### [What you need to do]
Echo every line of the data from the one containing "List each element" down to the one containing "preview-image (26, 175, 544, 447)", both included, and leave out the pictures.

### [Record excerpts]

- - -

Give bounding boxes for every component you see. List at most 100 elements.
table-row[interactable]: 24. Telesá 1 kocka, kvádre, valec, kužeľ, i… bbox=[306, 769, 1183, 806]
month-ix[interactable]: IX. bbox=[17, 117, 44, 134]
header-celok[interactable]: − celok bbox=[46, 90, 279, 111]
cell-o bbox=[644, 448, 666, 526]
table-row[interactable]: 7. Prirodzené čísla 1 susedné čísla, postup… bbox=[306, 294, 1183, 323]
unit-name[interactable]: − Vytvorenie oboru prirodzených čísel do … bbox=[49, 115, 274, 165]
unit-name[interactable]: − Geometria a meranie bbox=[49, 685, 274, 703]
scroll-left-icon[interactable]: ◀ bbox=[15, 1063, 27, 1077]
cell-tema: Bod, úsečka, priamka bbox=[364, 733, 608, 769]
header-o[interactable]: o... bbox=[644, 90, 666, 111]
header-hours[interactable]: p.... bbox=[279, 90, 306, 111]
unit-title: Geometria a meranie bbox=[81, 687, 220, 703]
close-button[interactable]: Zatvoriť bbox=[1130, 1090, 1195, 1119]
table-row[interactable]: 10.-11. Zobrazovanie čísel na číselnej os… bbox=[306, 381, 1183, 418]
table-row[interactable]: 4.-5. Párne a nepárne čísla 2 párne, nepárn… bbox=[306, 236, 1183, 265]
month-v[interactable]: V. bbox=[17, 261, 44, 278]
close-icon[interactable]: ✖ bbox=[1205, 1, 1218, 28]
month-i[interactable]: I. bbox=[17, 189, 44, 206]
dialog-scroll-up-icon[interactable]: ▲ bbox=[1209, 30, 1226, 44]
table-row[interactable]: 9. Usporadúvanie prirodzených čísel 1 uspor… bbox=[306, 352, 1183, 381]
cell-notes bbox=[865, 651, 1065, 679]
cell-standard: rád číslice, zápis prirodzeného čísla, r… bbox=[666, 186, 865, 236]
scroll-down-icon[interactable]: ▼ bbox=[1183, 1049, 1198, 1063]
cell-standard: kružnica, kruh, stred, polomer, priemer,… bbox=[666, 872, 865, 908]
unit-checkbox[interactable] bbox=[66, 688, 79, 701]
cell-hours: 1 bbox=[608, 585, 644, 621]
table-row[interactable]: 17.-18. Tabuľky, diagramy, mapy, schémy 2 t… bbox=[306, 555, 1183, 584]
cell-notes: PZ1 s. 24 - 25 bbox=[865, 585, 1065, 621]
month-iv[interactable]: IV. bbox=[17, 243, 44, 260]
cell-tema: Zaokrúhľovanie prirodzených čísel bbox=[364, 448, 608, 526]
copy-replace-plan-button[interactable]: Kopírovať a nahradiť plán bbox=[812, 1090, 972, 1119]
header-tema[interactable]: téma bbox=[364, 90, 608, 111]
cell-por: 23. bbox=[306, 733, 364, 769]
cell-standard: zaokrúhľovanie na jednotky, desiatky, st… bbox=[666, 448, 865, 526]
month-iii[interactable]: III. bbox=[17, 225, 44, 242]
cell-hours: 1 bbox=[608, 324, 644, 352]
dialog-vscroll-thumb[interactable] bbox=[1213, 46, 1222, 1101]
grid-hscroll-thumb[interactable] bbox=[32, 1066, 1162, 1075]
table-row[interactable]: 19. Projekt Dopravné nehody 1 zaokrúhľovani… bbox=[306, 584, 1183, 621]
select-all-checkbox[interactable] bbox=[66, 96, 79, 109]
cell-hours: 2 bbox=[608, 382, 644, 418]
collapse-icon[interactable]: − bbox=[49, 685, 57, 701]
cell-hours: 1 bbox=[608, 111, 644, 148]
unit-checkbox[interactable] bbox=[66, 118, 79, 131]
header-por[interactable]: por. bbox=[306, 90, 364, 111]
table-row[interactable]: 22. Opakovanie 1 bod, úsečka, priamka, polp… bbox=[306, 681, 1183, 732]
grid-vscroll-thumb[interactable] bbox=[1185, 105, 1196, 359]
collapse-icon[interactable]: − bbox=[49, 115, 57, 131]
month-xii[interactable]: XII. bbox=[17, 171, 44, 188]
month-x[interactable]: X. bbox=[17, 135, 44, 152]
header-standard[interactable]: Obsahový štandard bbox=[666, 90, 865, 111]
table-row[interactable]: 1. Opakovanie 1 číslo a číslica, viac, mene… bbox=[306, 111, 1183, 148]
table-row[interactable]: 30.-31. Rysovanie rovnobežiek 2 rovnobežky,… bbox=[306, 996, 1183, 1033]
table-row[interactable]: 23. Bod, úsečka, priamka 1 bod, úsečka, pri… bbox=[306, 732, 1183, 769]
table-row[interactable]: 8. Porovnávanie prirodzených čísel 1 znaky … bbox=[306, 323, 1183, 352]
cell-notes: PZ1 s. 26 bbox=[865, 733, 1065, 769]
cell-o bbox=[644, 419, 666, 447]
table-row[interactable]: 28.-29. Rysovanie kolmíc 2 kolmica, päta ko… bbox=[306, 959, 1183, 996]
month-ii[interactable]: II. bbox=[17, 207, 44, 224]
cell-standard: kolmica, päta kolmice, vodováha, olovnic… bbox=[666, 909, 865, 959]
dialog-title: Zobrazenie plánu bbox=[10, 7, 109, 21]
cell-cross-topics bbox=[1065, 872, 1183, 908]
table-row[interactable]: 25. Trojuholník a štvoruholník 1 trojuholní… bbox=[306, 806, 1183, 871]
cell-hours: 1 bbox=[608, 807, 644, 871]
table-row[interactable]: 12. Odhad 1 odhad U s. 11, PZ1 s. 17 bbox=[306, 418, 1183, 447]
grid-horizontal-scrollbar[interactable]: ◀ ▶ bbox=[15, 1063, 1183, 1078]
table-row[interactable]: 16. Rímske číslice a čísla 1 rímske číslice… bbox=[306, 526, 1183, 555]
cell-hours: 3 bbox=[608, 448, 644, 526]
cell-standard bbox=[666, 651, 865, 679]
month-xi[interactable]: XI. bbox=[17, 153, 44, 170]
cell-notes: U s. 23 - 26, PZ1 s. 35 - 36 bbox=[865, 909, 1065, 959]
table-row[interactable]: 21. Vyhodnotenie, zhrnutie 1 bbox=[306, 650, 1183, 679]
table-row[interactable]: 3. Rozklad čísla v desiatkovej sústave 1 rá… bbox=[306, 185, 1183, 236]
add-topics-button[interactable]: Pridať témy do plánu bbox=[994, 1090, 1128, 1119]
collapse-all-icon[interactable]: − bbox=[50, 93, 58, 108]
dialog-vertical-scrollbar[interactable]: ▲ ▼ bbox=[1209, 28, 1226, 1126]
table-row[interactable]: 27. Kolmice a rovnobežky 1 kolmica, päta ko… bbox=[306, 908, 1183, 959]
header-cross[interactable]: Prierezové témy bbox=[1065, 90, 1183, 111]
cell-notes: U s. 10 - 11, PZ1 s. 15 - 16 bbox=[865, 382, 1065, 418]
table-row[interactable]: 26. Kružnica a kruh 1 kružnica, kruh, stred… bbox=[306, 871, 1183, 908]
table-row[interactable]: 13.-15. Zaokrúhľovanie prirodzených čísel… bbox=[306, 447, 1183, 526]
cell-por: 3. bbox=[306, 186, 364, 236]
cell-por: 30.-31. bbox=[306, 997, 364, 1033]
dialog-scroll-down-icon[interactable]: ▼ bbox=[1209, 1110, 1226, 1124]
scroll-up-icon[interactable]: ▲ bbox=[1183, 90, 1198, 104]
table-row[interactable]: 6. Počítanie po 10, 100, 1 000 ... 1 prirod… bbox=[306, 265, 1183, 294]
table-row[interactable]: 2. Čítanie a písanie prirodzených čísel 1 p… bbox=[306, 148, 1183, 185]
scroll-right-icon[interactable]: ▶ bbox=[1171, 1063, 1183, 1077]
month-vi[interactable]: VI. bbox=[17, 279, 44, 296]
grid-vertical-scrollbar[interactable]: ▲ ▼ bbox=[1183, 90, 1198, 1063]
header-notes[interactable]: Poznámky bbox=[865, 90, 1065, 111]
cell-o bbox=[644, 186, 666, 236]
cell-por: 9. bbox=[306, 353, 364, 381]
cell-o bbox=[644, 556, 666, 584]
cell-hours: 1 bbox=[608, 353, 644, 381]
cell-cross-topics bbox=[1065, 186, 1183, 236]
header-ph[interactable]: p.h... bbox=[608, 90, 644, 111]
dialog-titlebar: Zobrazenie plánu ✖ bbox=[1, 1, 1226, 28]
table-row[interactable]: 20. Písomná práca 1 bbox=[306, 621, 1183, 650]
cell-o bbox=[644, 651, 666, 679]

- - -

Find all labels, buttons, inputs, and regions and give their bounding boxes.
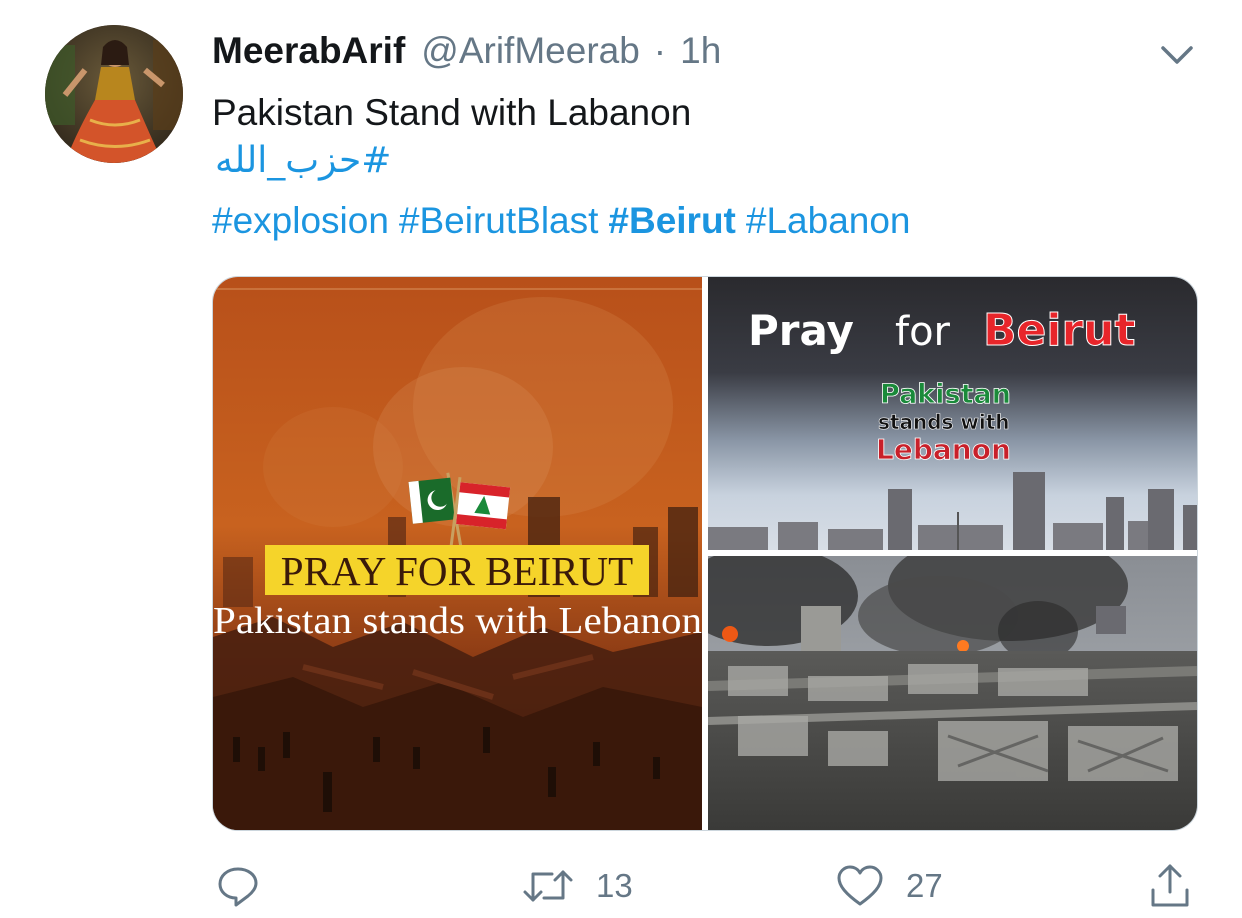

- - -

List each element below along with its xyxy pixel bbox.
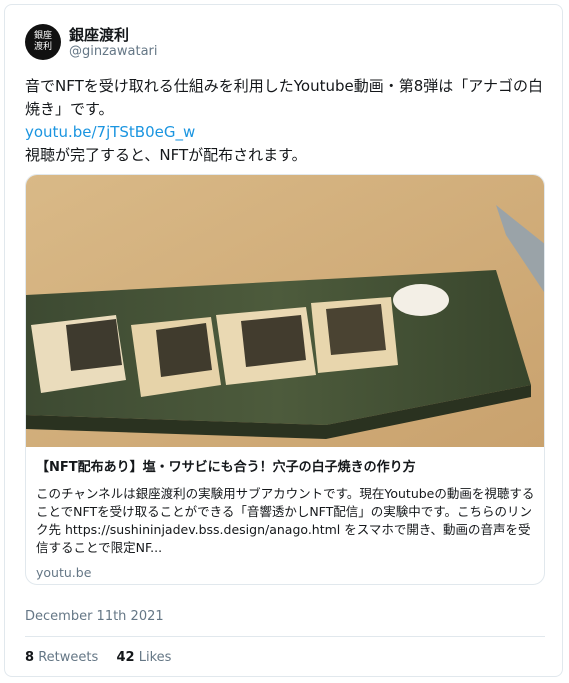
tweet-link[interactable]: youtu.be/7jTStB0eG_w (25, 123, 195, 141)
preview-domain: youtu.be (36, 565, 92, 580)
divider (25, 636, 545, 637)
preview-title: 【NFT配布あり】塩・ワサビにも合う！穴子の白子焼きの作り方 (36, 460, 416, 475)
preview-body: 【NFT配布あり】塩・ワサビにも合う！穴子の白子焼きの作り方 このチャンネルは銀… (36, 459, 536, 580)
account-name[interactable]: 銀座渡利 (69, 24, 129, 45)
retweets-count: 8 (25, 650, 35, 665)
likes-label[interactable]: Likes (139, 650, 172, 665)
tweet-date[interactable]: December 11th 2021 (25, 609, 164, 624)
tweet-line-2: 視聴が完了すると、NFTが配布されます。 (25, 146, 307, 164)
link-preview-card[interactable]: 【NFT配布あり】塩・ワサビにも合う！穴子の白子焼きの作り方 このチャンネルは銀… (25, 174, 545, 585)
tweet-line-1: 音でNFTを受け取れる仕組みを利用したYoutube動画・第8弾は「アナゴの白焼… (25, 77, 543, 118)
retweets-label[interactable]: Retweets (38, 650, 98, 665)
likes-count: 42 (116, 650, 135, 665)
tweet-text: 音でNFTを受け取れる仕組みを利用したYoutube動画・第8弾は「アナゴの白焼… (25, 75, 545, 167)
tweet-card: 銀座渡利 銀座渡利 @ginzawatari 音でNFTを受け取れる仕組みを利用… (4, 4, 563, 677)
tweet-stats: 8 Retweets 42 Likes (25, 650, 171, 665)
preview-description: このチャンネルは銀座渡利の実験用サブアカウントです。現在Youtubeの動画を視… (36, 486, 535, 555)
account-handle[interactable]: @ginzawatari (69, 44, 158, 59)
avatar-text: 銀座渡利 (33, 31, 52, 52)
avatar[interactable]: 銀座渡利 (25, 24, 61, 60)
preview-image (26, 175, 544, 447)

- - -

### [Solution to this task]
List each element below along with its xyxy pixel bbox.
tweet-link[interactable]: youtu.be/7jTStB0eG_w (25, 123, 195, 141)
preview-domain: youtu.be (36, 565, 92, 580)
divider (25, 636, 545, 637)
preview-title: 【NFT配布あり】塩・ワサビにも合う！穴子の白子焼きの作り方 (36, 460, 416, 475)
preview-body: 【NFT配布あり】塩・ワサビにも合う！穴子の白子焼きの作り方 このチャンネルは銀… (36, 459, 536, 580)
account-name[interactable]: 銀座渡利 (69, 24, 129, 45)
retweets-count: 8 (25, 650, 35, 665)
likes-label[interactable]: Likes (139, 650, 172, 665)
tweet-date[interactable]: December 11th 2021 (25, 609, 164, 624)
tweet-line-2: 視聴が完了すると、NFTが配布されます。 (25, 146, 307, 164)
link-preview-card[interactable]: 【NFT配布あり】塩・ワサビにも合う！穴子の白子焼きの作り方 このチャンネルは銀… (25, 174, 545, 585)
tweet-line-1: 音でNFTを受け取れる仕組みを利用したYoutube動画・第8弾は「アナゴの白焼… (25, 77, 543, 118)
retweets-label[interactable]: Retweets (38, 650, 98, 665)
likes-count: 42 (116, 650, 135, 665)
tweet-text: 音でNFTを受け取れる仕組みを利用したYoutube動画・第8弾は「アナゴの白焼… (25, 75, 545, 167)
tweet-card: 銀座渡利 銀座渡利 @ginzawatari 音でNFTを受け取れる仕組みを利用… (4, 4, 563, 677)
tweet-stats: 8 Retweets 42 Likes (25, 650, 171, 665)
preview-description: このチャンネルは銀座渡利の実験用サブアカウントです。現在Youtubeの動画を視… (36, 486, 535, 555)
account-handle[interactable]: @ginzawatari (69, 44, 158, 59)
avatar-text: 銀座渡利 (33, 31, 52, 52)
avatar[interactable]: 銀座渡利 (25, 24, 61, 60)
preview-image (26, 175, 544, 447)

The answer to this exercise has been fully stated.